• _WHAT TO DO_:
Could you copy every line from the material below in which "JSON" appears?

Data items

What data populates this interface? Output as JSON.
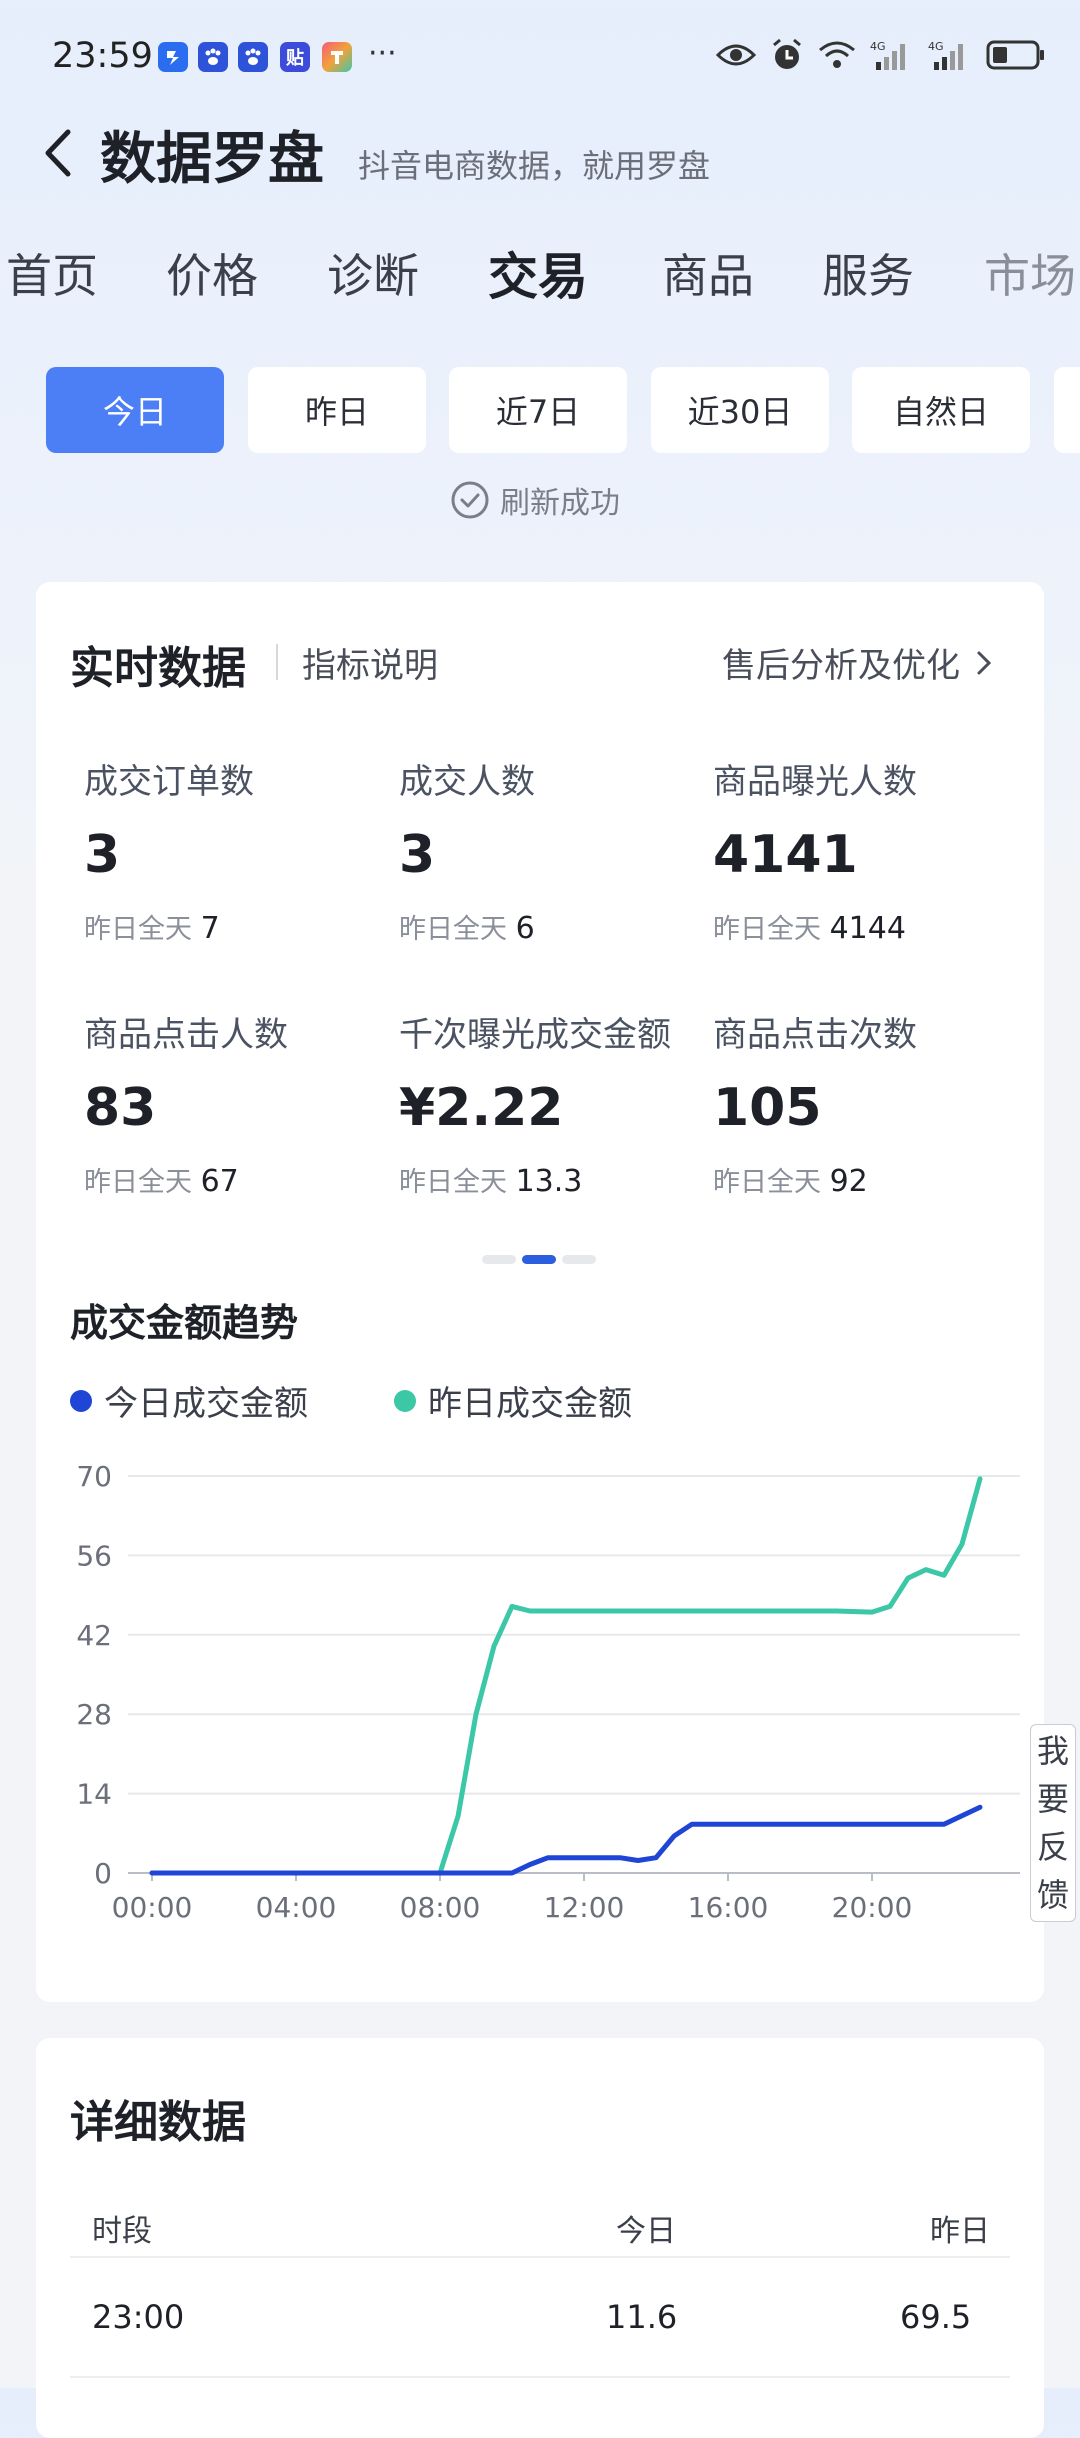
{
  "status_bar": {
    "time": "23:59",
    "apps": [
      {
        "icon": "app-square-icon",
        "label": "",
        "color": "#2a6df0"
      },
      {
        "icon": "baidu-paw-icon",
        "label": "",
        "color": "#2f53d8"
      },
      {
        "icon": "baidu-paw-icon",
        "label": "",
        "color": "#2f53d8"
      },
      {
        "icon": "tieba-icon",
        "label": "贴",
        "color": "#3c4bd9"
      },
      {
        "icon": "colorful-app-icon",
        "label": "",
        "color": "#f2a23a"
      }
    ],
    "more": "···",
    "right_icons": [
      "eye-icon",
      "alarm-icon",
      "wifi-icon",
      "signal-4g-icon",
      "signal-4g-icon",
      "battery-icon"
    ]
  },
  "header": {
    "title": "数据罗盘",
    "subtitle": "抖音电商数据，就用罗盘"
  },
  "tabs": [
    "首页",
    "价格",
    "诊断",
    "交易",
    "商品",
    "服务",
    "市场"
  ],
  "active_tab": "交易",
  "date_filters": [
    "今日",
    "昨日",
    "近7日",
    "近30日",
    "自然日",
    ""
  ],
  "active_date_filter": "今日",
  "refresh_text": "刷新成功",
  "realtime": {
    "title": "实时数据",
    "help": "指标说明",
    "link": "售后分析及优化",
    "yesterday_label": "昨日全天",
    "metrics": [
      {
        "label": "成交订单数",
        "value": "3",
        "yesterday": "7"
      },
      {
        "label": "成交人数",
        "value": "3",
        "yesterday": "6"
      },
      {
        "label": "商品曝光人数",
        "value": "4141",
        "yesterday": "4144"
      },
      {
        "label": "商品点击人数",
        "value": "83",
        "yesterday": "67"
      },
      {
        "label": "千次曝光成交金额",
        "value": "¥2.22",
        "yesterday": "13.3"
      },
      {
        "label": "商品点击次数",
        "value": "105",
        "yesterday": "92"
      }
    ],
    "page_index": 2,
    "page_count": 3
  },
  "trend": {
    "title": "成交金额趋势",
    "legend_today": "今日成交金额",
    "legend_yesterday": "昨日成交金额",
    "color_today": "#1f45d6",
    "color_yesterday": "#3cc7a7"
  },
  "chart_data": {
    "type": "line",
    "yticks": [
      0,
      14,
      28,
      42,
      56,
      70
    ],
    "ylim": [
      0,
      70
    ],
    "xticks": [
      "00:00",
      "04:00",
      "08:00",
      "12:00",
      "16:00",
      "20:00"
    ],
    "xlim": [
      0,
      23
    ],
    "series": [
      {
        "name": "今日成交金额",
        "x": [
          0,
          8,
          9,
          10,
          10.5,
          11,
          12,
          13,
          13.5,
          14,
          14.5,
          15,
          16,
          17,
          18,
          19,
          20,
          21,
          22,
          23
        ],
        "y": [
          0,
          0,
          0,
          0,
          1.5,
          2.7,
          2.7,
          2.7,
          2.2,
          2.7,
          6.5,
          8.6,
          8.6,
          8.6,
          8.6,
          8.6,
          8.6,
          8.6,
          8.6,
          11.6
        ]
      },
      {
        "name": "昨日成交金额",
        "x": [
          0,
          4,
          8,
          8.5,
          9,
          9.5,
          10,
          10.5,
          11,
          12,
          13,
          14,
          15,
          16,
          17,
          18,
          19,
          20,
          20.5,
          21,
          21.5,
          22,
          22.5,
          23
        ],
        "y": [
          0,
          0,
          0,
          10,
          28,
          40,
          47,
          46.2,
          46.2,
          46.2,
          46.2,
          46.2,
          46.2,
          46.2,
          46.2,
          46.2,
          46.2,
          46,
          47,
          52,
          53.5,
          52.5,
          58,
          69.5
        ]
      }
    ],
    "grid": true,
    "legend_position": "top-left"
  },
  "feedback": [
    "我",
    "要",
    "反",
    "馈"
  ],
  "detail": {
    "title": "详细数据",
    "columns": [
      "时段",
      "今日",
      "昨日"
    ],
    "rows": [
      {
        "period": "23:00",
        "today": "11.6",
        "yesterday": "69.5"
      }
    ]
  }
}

--

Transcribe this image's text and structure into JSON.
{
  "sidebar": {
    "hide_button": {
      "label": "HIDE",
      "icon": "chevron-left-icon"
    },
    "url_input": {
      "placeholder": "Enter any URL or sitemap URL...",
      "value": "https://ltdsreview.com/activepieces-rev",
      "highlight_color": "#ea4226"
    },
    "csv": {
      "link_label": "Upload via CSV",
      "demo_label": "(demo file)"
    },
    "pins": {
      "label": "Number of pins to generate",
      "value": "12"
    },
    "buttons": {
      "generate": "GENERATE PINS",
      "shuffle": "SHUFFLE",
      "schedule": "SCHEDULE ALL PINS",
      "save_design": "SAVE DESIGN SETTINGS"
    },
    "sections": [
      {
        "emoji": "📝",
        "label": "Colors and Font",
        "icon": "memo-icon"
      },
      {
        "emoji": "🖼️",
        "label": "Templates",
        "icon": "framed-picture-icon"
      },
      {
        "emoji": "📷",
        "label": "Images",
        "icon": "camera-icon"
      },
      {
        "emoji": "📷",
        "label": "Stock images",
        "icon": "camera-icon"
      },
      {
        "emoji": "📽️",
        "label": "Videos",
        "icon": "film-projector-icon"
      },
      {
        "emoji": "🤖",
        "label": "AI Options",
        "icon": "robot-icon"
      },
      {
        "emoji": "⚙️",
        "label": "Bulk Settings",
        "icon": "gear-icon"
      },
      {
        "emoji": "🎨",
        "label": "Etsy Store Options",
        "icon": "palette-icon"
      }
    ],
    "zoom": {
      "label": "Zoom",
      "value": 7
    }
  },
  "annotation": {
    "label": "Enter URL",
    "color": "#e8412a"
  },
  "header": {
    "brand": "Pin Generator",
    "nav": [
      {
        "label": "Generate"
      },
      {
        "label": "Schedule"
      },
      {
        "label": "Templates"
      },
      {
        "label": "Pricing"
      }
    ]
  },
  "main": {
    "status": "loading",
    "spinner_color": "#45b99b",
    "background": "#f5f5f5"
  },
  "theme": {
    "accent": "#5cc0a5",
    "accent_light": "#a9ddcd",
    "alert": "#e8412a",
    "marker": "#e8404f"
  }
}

* * *

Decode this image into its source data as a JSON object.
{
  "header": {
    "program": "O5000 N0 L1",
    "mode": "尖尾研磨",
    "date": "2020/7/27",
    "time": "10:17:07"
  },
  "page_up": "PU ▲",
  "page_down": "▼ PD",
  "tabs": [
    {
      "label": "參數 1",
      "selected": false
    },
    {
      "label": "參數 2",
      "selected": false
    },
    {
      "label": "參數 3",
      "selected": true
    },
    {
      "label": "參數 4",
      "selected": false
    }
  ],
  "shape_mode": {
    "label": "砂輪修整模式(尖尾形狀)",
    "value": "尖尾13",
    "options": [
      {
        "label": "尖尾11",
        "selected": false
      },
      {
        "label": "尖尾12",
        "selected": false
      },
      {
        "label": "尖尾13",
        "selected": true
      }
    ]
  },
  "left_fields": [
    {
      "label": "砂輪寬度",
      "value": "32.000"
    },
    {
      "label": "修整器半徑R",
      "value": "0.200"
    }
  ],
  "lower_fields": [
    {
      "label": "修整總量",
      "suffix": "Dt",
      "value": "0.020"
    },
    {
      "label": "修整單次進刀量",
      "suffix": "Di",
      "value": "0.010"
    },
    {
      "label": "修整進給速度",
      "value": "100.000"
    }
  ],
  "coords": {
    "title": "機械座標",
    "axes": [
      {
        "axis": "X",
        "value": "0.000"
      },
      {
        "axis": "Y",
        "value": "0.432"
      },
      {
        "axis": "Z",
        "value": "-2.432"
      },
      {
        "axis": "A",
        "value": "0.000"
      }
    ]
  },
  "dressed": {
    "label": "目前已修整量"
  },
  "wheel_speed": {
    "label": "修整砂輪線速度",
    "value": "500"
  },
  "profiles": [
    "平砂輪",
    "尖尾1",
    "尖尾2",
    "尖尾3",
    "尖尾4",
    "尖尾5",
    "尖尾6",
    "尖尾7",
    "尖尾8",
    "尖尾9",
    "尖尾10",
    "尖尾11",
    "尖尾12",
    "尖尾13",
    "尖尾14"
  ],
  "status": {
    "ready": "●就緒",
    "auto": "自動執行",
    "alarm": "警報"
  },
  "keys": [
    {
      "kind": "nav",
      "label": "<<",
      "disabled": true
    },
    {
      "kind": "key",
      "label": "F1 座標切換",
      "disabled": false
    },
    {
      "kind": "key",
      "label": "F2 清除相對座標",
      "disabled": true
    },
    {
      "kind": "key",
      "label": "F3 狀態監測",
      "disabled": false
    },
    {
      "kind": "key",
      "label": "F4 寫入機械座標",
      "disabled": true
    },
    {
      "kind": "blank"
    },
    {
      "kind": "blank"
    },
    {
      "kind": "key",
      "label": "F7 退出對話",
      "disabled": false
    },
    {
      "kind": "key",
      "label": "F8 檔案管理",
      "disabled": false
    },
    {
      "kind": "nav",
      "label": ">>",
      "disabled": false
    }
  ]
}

• _TASK RESPONSE_:
What data populates this interface? Output as JSON.
Transcribe this image's text and structure into JSON.
Decode this image into its source data as a JSON object.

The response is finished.